◆ YOUR OBJECTIVE ◆
Below is a block of records; repeat all of them exactly.

◆ RECORD EXTRACTS ◆

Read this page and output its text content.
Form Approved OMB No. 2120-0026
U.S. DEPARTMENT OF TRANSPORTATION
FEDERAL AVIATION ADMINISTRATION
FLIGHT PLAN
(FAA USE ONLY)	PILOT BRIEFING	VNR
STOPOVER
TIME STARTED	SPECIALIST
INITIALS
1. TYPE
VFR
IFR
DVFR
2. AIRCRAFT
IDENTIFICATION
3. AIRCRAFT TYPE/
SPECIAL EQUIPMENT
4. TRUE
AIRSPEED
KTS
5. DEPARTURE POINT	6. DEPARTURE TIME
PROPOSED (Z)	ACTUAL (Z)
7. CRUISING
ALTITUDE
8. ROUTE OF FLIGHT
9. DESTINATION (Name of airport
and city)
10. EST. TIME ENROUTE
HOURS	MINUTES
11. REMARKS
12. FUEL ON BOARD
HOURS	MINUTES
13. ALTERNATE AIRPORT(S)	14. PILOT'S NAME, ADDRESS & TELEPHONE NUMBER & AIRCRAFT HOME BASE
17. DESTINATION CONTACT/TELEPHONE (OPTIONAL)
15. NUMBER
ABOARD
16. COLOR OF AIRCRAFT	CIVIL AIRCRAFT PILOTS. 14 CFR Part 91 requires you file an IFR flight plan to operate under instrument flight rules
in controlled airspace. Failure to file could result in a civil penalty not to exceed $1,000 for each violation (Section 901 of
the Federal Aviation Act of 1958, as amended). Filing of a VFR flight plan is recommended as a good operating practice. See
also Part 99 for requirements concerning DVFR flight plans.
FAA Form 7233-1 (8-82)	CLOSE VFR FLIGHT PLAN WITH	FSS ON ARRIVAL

◆ TASK ANSWER ◆
Read this page and output its text content.
Form Approved OMB No. 2120-0026
U.S. DEPARTMENT OF TRANSPORTATION
FEDERAL AVIATION ADMINISTRATION
FLIGHT PLAN
(FAA USE ONLY)	PILOT BRIEFING	VNR
STOPOVER
TIME STARTED	SPECIALIST
INITIALS
1. TYPE
VFR
IFR
DVFR
2. AIRCRAFT
IDENTIFICATION
3. AIRCRAFT TYPE/
SPECIAL EQUIPMENT
4. TRUE
AIRSPEED
KTS
5. DEPARTURE POINT	6. DEPARTURE TIME
PROPOSED (Z)	ACTUAL (Z)
7. CRUISING
ALTITUDE
8. ROUTE OF FLIGHT
9. DESTINATION (Name of airport
and city)
10. EST. TIME ENROUTE
HOURS	MINUTES
11. REMARKS
12. FUEL ON BOARD
HOURS	MINUTES
13. ALTERNATE AIRPORT(S)	14. PILOT'S NAME, ADDRESS & TELEPHONE NUMBER & AIRCRAFT HOME BASE
17. DESTINATION CONTACT/TELEPHONE (OPTIONAL)
15. NUMBER
ABOARD
16. COLOR OF AIRCRAFT	CIVIL AIRCRAFT PILOTS. 14 CFR Part 91 requires you file an IFR flight plan to operate under instrument flight rules
in controlled airspace. Failure to file could result in a civil penalty not to exceed $1,000 for each violation (Section 901 of
the Federal Aviation Act of 1958, as amended). Filing of a VFR flight plan is recommended as a good operating practice. See
also Part 99 for requirements concerning DVFR flight plans.
FAA Form 7233-1 (8-82)	CLOSE VFR FLIGHT PLAN WITH	FSS ON ARRIVAL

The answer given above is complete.